>> BEGIN

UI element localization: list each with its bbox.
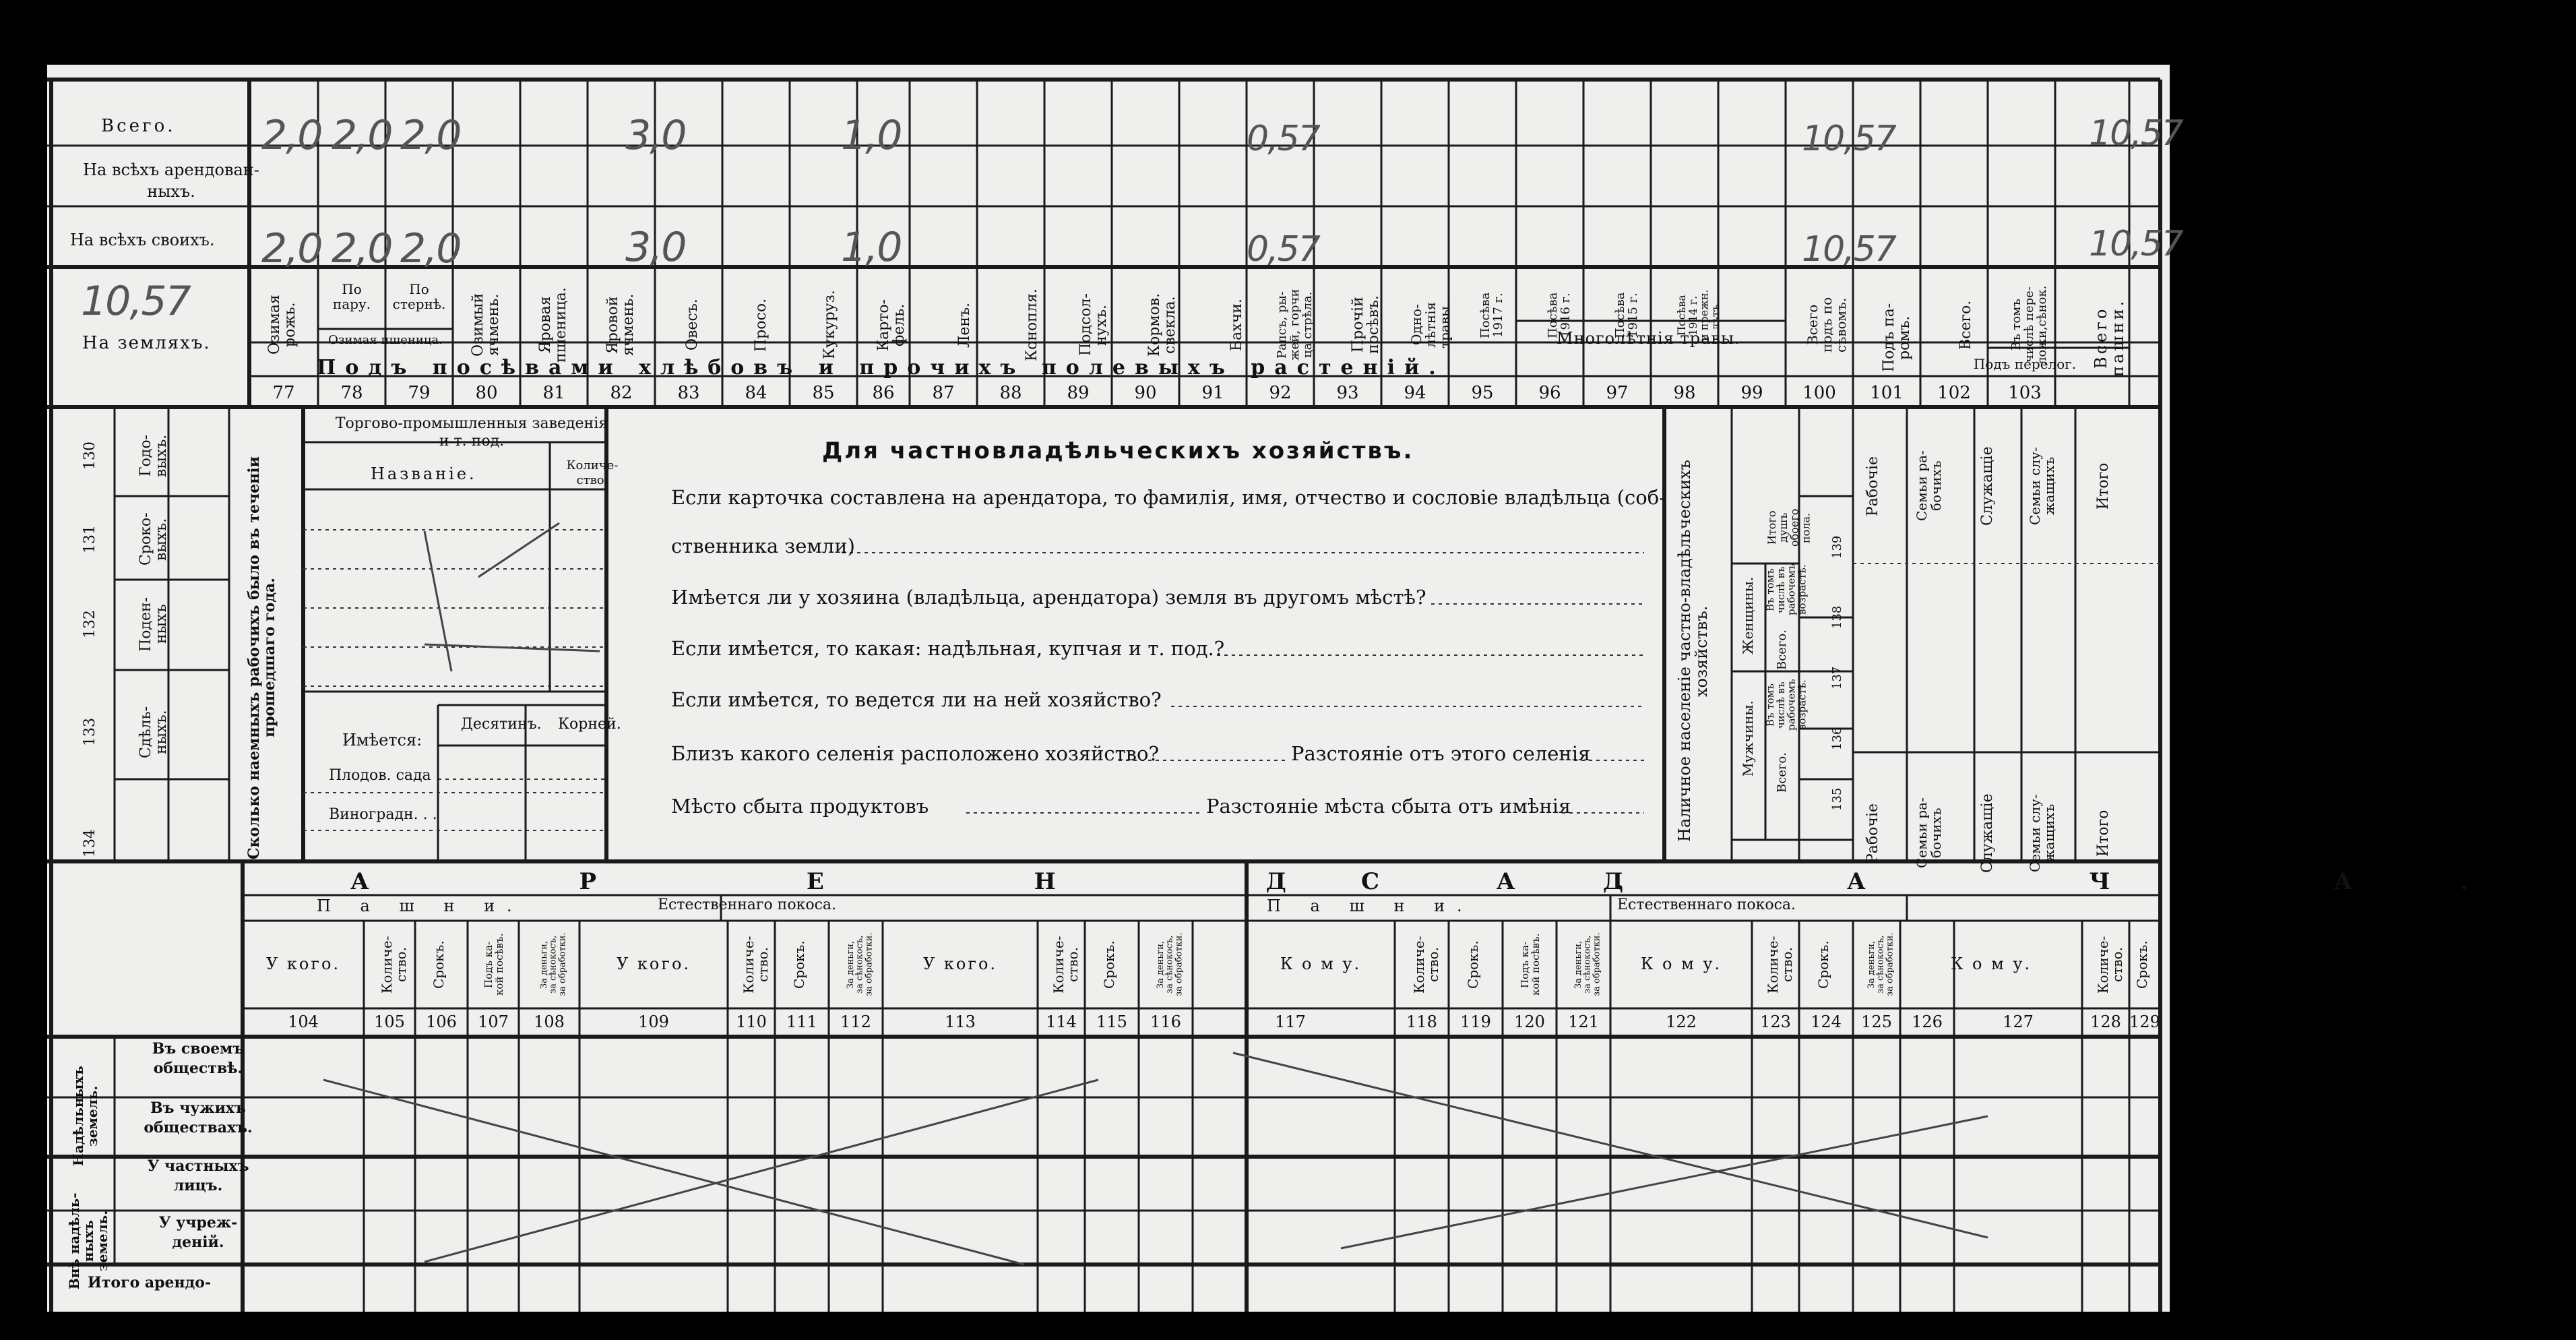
num-132: 132 — [82, 610, 98, 638]
arenda-head-za_dengi-8: За деньги, за сѣнокосъ, за обработки. — [846, 932, 875, 997]
arenda-head-komu-18: К о м у. — [1640, 954, 1722, 973]
private-q2: Имѣется ли у хозяина (владѣльца, арендатора) земля въ другомъ мѣстѣ? — [671, 586, 1426, 609]
sdacha-pokos: Естественнаго покоса. — [1617, 896, 1796, 913]
pop-zhenshchiny: Женщины. — [1740, 576, 1756, 654]
col-num-94: 94 — [1404, 383, 1426, 403]
hw-svoikh-77: 2,0 — [261, 225, 322, 272]
hw-svoikh-85: 1,0 — [841, 224, 902, 271]
arenda-num-123: 123 — [1760, 1012, 1791, 1031]
pop-rabochie-top: Рабочiе — [1864, 456, 1881, 516]
hdr-pod-perelog: Подъ перелог. — [1973, 356, 2077, 372]
arenda-pashni: П а ш н и. — [317, 896, 524, 915]
trade-sad: Плодов. сада . — [329, 767, 441, 784]
num-136: 136 — [1830, 727, 1844, 751]
hdr-ozimaya-rozh: Озимая рожь. — [266, 295, 299, 355]
sdacha-pashni: П а ш н и. — [1267, 896, 1474, 915]
num-134: 134 — [82, 829, 98, 857]
arenda-num-121: 121 — [1568, 1012, 1599, 1031]
hdr-konoplya: Конопля. — [1024, 288, 1040, 361]
arenda-head-u_kogo-9: У кого. — [922, 954, 998, 973]
hdr-prochiy: Прочiй посѣвъ. — [1350, 295, 1383, 355]
arenda-head-kolichestvo-1: Количе- ство. — [379, 936, 409, 994]
hw-vsego-103: 10,57 — [2089, 113, 2182, 154]
hw-vsego-79: 2,0 — [400, 112, 461, 159]
hdr-podsolnukh: Подсол- нухъ. — [1077, 293, 1110, 357]
pop-sluzhashchie-bottom: Служащiе — [1979, 793, 1996, 873]
hdr-ozimaya-pshenitsa: Озимая пшеница. — [328, 333, 443, 347]
trade-kolichestvo: Количе- ство. — [566, 458, 619, 487]
arenda-head-za_dengi-4: За деньги, за сѣнокосъ, за обработки. — [539, 932, 568, 997]
col-num-95: 95 — [1471, 383, 1494, 403]
hdr-yarovoy-yachmen: Яровой ячмень. — [604, 293, 637, 357]
arenda-num-110: 110 — [736, 1012, 767, 1031]
private-q4: Если имѣется, то ведется ли на ней хозяйство? — [671, 688, 1162, 711]
arenda-head-srok-20: Срокъ. — [1815, 940, 1831, 989]
col-num-92: 92 — [1269, 383, 1292, 403]
col-num-101: 101 — [1870, 383, 1904, 403]
banner-sdacha: С Д А Ч А. — [1361, 868, 2576, 895]
hdr-poseva-1917: Посѣва 1917 г. — [1478, 292, 1505, 339]
arenda-head-pod_posev-16: Подъ ка- кой посѣвъ. — [1519, 933, 1542, 996]
pop-vsego-m: Всего. — [1775, 752, 1789, 793]
row-u-chastnykh: У частныхъ лицъ. — [147, 1157, 249, 1194]
col-num-84: 84 — [745, 383, 767, 403]
col-num-90: 90 — [1134, 383, 1157, 403]
pop-semi-rabochikh-bottom: Семьи ра- бочихъ — [1914, 797, 1944, 869]
hdr-poseva-1915: Посѣва 1915 г. — [1613, 292, 1640, 339]
arenda-num-128: 128 — [2090, 1012, 2121, 1031]
hdr-ozimy-yachmen: Озимый ячмень. — [470, 293, 503, 357]
col-num-81: 81 — [542, 383, 565, 403]
trade-nazvanie: Названiе. — [371, 464, 477, 483]
row-u-uchrezhdeniy: У учреж- денiй. — [158, 1214, 238, 1251]
hw-vsego-77: 2,0 — [261, 112, 322, 159]
arenda-head-komu-13: К о м у. — [1280, 954, 1362, 973]
arenda-head-srok-7: Срокъ. — [791, 940, 807, 989]
arenda-num-111: 111 — [786, 1012, 817, 1031]
arenda-num-109: 109 — [638, 1012, 669, 1031]
pop-rab-vozrast-f: Въ томъ числѣ въ рабочемъ возрастѣ. — [1764, 564, 1809, 616]
trade-title: Торгово-промышленныя заведенiя и т. под. — [335, 415, 608, 450]
num-138: 138 — [1830, 605, 1844, 630]
pop-itogo-top: Итого — [2095, 462, 2112, 510]
col-num-91: 91 — [1201, 383, 1224, 403]
arenda-head-pod_posev-3: Подъ ка- кой посѣвъ. — [482, 933, 505, 996]
pencil-strike-mark — [323, 1080, 1024, 1265]
arenda-head-za_dengi-21: За деньги, за сѣнокосъ, за обработки. — [1866, 932, 1895, 997]
arenda-num-117: 117 — [1275, 1012, 1306, 1031]
row-vne-nadelnykh: Внѣ надѣль- ныхъ земель. — [66, 1192, 111, 1289]
private-q1b: ственника земли) — [671, 535, 855, 557]
hdr-mnogoletnie: Многолѣтнiя травы. — [1557, 329, 1740, 348]
arenda-head-za_dengi-12: За деньги, за сѣнокосъ, за обработки. — [1156, 932, 1185, 997]
pop-semi-sluzh-bottom: Семьи слу- жащихъ — [2027, 794, 2057, 872]
col-num-87: 87 — [932, 383, 955, 403]
col-num-80: 80 — [475, 383, 498, 403]
arenda-head-kolichestvo-23: Количе- ство. — [2095, 936, 2125, 994]
pencil-strike-mark — [425, 531, 451, 671]
hdr-bakhchi: Бахчи. — [1228, 299, 1245, 351]
trade-desyatin: Десятинъ. — [461, 716, 542, 733]
pop-semi-sluzh-top: Семьи слу- жащихъ — [2027, 447, 2057, 525]
arenda-num-120: 120 — [1514, 1012, 1545, 1031]
arenda-num-112: 112 — [840, 1012, 871, 1031]
hdr-pod-parom: Подъ па- ромъ. — [1881, 303, 1914, 373]
col-num-100: 100 — [1802, 383, 1836, 403]
hw-vsego-85: 1,0 — [841, 112, 902, 159]
hw-svoikh-99: 10,57 — [1802, 229, 1895, 270]
arenda-num-118: 118 — [1406, 1012, 1437, 1031]
num-130: 130 — [82, 441, 98, 470]
col-num-78: 78 — [340, 383, 363, 403]
hdr-yarovaya-pshenitsa: Яровая пшеница. — [537, 287, 570, 363]
col-num-88: 88 — [999, 383, 1022, 403]
row-label-arend: На всѣхъ арендован- — [83, 160, 259, 179]
private-q5b: Разстоянiе отъ этого селенiя — [1291, 742, 1591, 765]
hw-vsego-91: 0,57 — [1247, 119, 1319, 159]
trade-imeetsya: Имѣется: — [342, 731, 422, 750]
hw-vsego-99: 10,57 — [1802, 119, 1895, 159]
col-num-103: 103 — [2008, 383, 2042, 403]
col-num-82: 82 — [610, 383, 633, 403]
private-q3: Если имѣется, то какая: надѣльная, купчая и т. под.? — [671, 637, 1225, 660]
hw-zemlyakh: 10,57 — [81, 278, 190, 325]
arenda-head-kolichestvo-19: Количе- ство. — [1765, 936, 1795, 994]
col-num-98: 98 — [1673, 383, 1696, 403]
arenda-num-106: 106 — [426, 1012, 457, 1031]
col-num-97: 97 — [1606, 383, 1629, 403]
hw-svoikh-79: 2,0 — [400, 225, 461, 272]
col-num-79: 79 — [408, 383, 431, 403]
row-label-svoikh: На всѣхъ своихъ. — [70, 231, 215, 249]
col-num-99: 99 — [1740, 383, 1763, 403]
hdr-proso: Просо. — [753, 298, 769, 352]
banner-pod-posevami: Подъ посѣвами хлѣбовъ и прочихъ полевыхъ растенiй. — [317, 356, 1445, 379]
col-num-93: 93 — [1336, 383, 1359, 403]
hdr-srochnykh: Сроко- выхъ. — [137, 512, 170, 566]
hdr-oves: Овесъ. — [684, 299, 701, 351]
hdr-sdelnykh: Сдѣль- ныхъ. — [137, 706, 170, 758]
pop-semi-rabochikh-top: Семьи ра- бочихъ — [1914, 450, 1944, 522]
pop-rabochie-bottom: Рабочiе — [1864, 803, 1881, 863]
arenda-head-kolichestvo-6: Количе- ство. — [741, 936, 771, 994]
hdr-kartofel: Карто- фель. — [875, 299, 908, 351]
hdr-kukuruz: Кукуруз. — [821, 290, 838, 360]
pop-main: Наличное населенiе частно-владѣльческихъ хозяйствъ. — [1675, 460, 1711, 843]
pop-muzhchiny: Мужчины. — [1740, 700, 1756, 777]
col-num-86: 86 — [872, 383, 895, 403]
hw-svoikh-91: 0,57 — [1247, 229, 1319, 270]
arenda-head-kolichestvo-14: Количе- ство. — [1411, 936, 1441, 994]
col-num-96: 96 — [1538, 383, 1561, 403]
hdr-vsego-pod-posevom: Всего подъ по сѣвомъ. — [1804, 297, 1849, 353]
arenda-num-107: 107 — [478, 1012, 509, 1031]
arenda-head-srok-11: Срокъ. — [1101, 940, 1117, 989]
pop-rab-vozrast-m: Въ томъ числѣ въ рабочемъ возрастѣ. — [1764, 679, 1809, 731]
row-v-svoem: Въ своемъ обществѣ. — [152, 1040, 245, 1077]
hdr-v-tom-chisle: Въ томъ числѣ пере- ложи,сѣнок. — [2009, 285, 2049, 365]
row-label-na-zemlyakh: На земляхъ. — [82, 333, 211, 353]
hdr-poseva-1916: Посѣва 1916 г. — [1546, 292, 1573, 339]
arenda-head-srok-2: Срокъ. — [431, 940, 447, 989]
num-137: 137 — [1830, 666, 1844, 690]
arenda-head-srok-24: Срокъ. — [2134, 940, 2150, 989]
hdr-podennykh: Поден- ныхъ — [137, 597, 170, 652]
col-num-85: 85 — [812, 383, 835, 403]
arenda-head-srok-15: Срокъ. — [1465, 940, 1481, 989]
private-q1: Если карточка составлена на арендатора, то фамилiя, имя, отчество и сословiе владѣльца (соб- — [671, 486, 1666, 509]
arenda-head-kolichestvo-10: Количе- ство. — [1050, 936, 1081, 994]
arenda-head-komu-22: К о м у. — [1950, 954, 2032, 973]
pop-itogo-dush: Итого душъ обоего пола. — [1765, 508, 1813, 547]
arenda-num-122: 122 — [1666, 1012, 1697, 1031]
row-v-chuzhikh: Въ чужихъ обществахъ. — [144, 1099, 253, 1136]
arenda-num-113: 113 — [945, 1012, 976, 1031]
col-num-83: 83 — [677, 383, 700, 403]
hdr-poseva-1914: Посѣва 1914 г. и прежн. лѣтъ. — [1675, 289, 1722, 342]
row-label-arend2: ныхъ. — [147, 182, 195, 201]
arenda-num-124: 124 — [1811, 1012, 1842, 1031]
hw-vsego-78: 2,0 — [332, 112, 392, 159]
hdr-po-sterne: По стернѣ. — [392, 281, 446, 312]
arenda-num-127: 127 — [2003, 1012, 2034, 1031]
hw-svoikh-82: 3,0 — [625, 224, 686, 271]
hdr-len: Ленъ. — [956, 302, 973, 348]
arenda-num-115: 115 — [1096, 1012, 1127, 1031]
arenda-num-125: 125 — [1861, 1012, 1892, 1031]
pop-sluzhashchie-top: Служащiе — [1979, 446, 1996, 526]
private-q6: Мѣсто сбыта продуктовъ — [671, 795, 929, 818]
arenda-num-129: 129 — [2129, 1012, 2160, 1031]
private-q5: Близъ какого селенiя расположено хозяйство? — [671, 742, 1160, 765]
col-num-89: 89 — [1067, 383, 1090, 403]
arenda-num-119: 119 — [1460, 1012, 1491, 1031]
hdr-vsego-pashni: Всего пашни. — [2092, 298, 2128, 377]
hdr-godovykh: Годо- выхъ. — [137, 434, 170, 477]
num-139: 139 — [1830, 535, 1844, 559]
arenda-num-104: 104 — [288, 1012, 319, 1031]
arenda-num-126: 126 — [1912, 1012, 1943, 1031]
num-133: 133 — [82, 718, 98, 746]
row-itogo-arendo: Итого арендо- — [88, 1274, 212, 1291]
pencil-strike-mark — [1341, 1116, 1988, 1248]
col-num-102: 102 — [1937, 383, 1971, 403]
trade-vinograd: Виноградн. . . — [329, 806, 437, 823]
arenda-num-114: 114 — [1046, 1012, 1077, 1031]
num-135: 135 — [1830, 787, 1844, 812]
arenda-num-108: 108 — [534, 1012, 565, 1031]
pop-itogo-bottom: Итого — [2095, 810, 2112, 857]
col-num-77: 77 — [272, 383, 295, 403]
hdr-kormov-svekla: Кормов. свекла. — [1146, 293, 1179, 357]
arenda-head-u_kogo-0: У кого. — [265, 954, 341, 973]
banner-arenda: А Р Е Н Д А. — [350, 868, 1726, 895]
private-q6b: Разстоянiе мѣста сбыта отъ имѣнiя — [1206, 795, 1571, 818]
row-nadelnykh: Надѣльныхъ земель. — [70, 1066, 100, 1167]
hw-svoikh-78: 2,0 — [332, 225, 392, 272]
arenda-head-u_kogo-5: У кого. — [616, 954, 691, 973]
arenda-head-za_dengi-17: За деньги, за сѣнокосъ, за обработки. — [1573, 932, 1602, 997]
private-title: Для частновладѣльческихъ хозяйствъ. — [822, 437, 1414, 464]
num-131: 131 — [82, 525, 98, 553]
hdr-odnoletnie: Одно- лѣтнiя травы. — [1408, 301, 1453, 348]
hdr-po-paru: По пару. — [332, 281, 371, 312]
arenda-pokos: Естественнаго покоса. — [658, 896, 837, 913]
hdr-raps: Рапсъ, ры- жей, горчи ца стрѣла. — [1275, 288, 1315, 361]
hdr-skolko-rabochikh: Сколько наемныхъ рабочихъ было въ теченiи прошедшаго года. — [245, 456, 279, 859]
row-label-vsego: Всего. — [101, 116, 176, 136]
pop-vsego-f: Всего. — [1775, 630, 1789, 670]
census-card — [47, 65, 2576, 1312]
arenda-num-116: 116 — [1150, 1012, 1181, 1031]
arenda-num-105: 105 — [374, 1012, 405, 1031]
hw-vsego-82: 3,0 — [625, 112, 686, 159]
trade-korney: Корней. — [558, 716, 621, 733]
hw-svoikh-103: 10,57 — [2089, 224, 2182, 264]
pencil-strike-mark — [425, 1080, 1098, 1262]
hdr-vsego2: Всего. — [1957, 300, 1974, 350]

>> END

EXERCISE DETAILS: Please reproduce the data word for word, beginning at the line that has "num-132: 132 — [82, 610, 98, 638]" and stopping after the line that has "hw-svoikh-77: 2,0 — [261, 225, 322, 272]".

EXERCISE SOLUTION:
num-132: 132 — [82, 610, 98, 638]
arenda-head-za_dengi-8: За деньги, за сѣнокосъ, за обработки. — [846, 932, 875, 997]
arenda-head-komu-18: К о м у. — [1640, 954, 1722, 973]
private-q2: Имѣется ли у хозяина (владѣльца, арендатора) земля въ другомъ мѣстѣ? — [671, 586, 1426, 609]
sdacha-pokos: Естественнаго покоса. — [1617, 896, 1796, 913]
pop-zhenshchiny: Женщины. — [1740, 576, 1756, 654]
col-num-94: 94 — [1404, 383, 1426, 403]
hw-svoikh-77: 2,0 — [261, 225, 322, 272]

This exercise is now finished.